GIVEN TASK:
From the entries below, please gather each line containing the string "their".

DATA FOR THIS TASK:
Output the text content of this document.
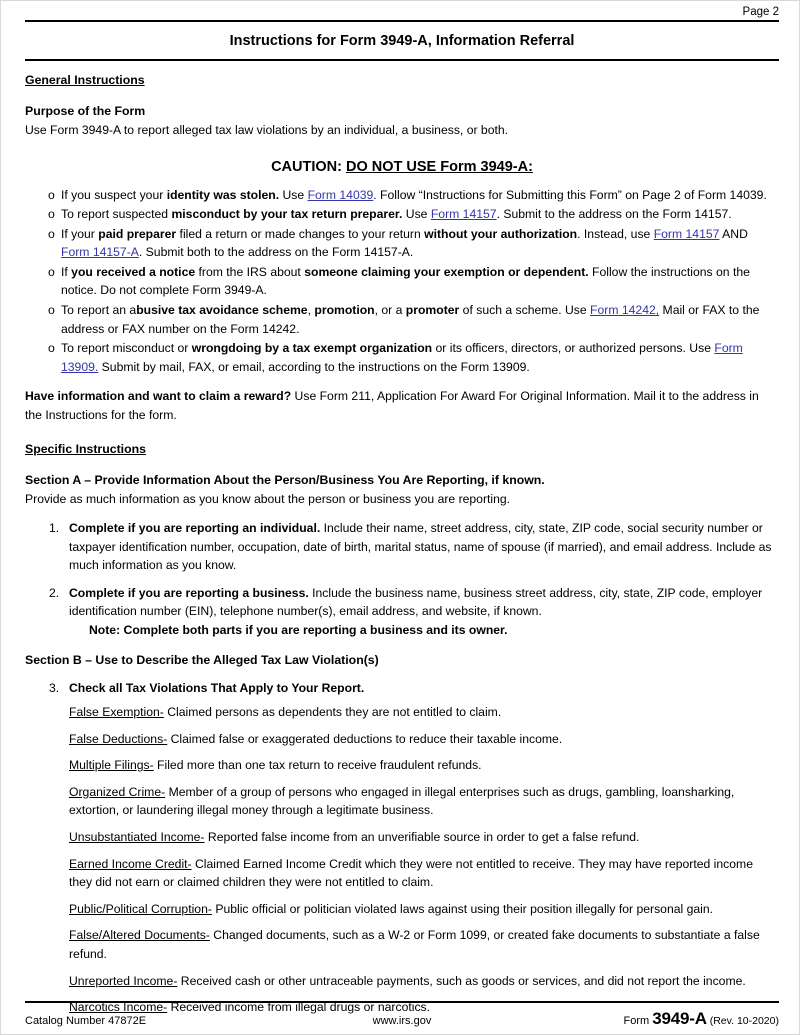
Page 2
Instructions for Form 3949-A, Information Referral
General Instructions
Purpose of the Form
Use Form 3949-A to report alleged tax law violations by an individual, a business, or both.
CAUTION: DO NOT USE Form 3949-A:
o If you suspect your identity was stolen. Use Form 14039. Follow “Instructions for Submitting this Form” on Page 2 of Form 14039.
o To report suspected misconduct by your tax return preparer. Use Form 14157. Submit to the address on the Form 14157.
o If your paid preparer filed a return or made changes to your return without your authorization. Instead, use Form 14157 AND Form 14157-A. Submit both to the address on the Form 14157-A.
o If you received a notice from the IRS about someone claiming your exemption or dependent. Follow the instructions on the notice. Do not complete Form 3949-A.
o To report an abusive tax avoidance scheme, promotion, or a promoter of such a scheme. Use Form 14242, Mail or FAX to the address or FAX number on the Form 14242.
o To report misconduct or wrongdoing by a tax exempt organization or its officers, directors, or authorized persons. Use Form 13909. Submit by mail, FAX, or email, according to the instructions on the Form 13909.
Have information and want to claim a reward? Use Form 211, Application For Award For Original Information. Mail it to the address in the Instructions for the form.
Specific Instructions
Section A – Provide Information About the Person/Business You Are Reporting, if known.
Provide as much information as you know about the person or business you are reporting.
1. Complete if you are reporting an individual. Include their name, street address, city, state, ZIP code, social security number or taxpayer identification number, occupation, date of birth, marital status, name of spouse (if married), and email address. Include as much information as you know.
2. Complete if you are reporting a business. Include the business name, business street address, city, state, ZIP code, employer identification number (EIN), telephone number(s), email address, and website, if known.
Note: Complete both parts if you are reporting a business and its owner.
Section B – Use to Describe the Alleged Tax Law Violation(s)
3. Check all Tax Violations That Apply to Your Report.
False Exemption- Claimed persons as dependents they are not entitled to claim.
False Deductions- Claimed false or exaggerated deductions to reduce their taxable income.
Multiple Filings- Filed more than one tax return to receive fraudulent refunds.
Organized Crime- Member of a group of persons who engaged in illegal enterprises such as drugs, gambling, loansharking, extortion, or laundering illegal money through a legitimate business.
Unsubstantiated Income- Reported false income from an unverifiable source in order to get a false refund.
Earned Income Credit- Claimed Earned Income Credit which they were not entitled to receive. They may have reported income they did not earn or claimed children they were not entitled to claim.
Public/Political Corruption- Public official or politician violated laws against using their position illegally for personal gain.
False/Altered Documents- Changed documents, such as a W-2 or Form 1099, or created fake documents to substantiate a false refund.
Unreported Income- Received cash or other untraceable payments, such as goods or services, and did not report the income.
Narcotics Income- Received income from illegal drugs or narcotics.
Catalog Number 47872E	www.irs.gov	Form 3949-A (Rev. 10-2020)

RESULT:
1. Complete if you are reporting an individual. Include their name, street address, city, state, ZIP code, social security number or taxpayer identification number, occupation, date of birth, marital status, name of spouse (if married), and email address. Include as much information as you know.
False Deductions- Claimed false or exaggerated deductions to reduce their taxable income.
Public/Political Corruption- Public official or politician violated laws against using their position illegally for personal gain.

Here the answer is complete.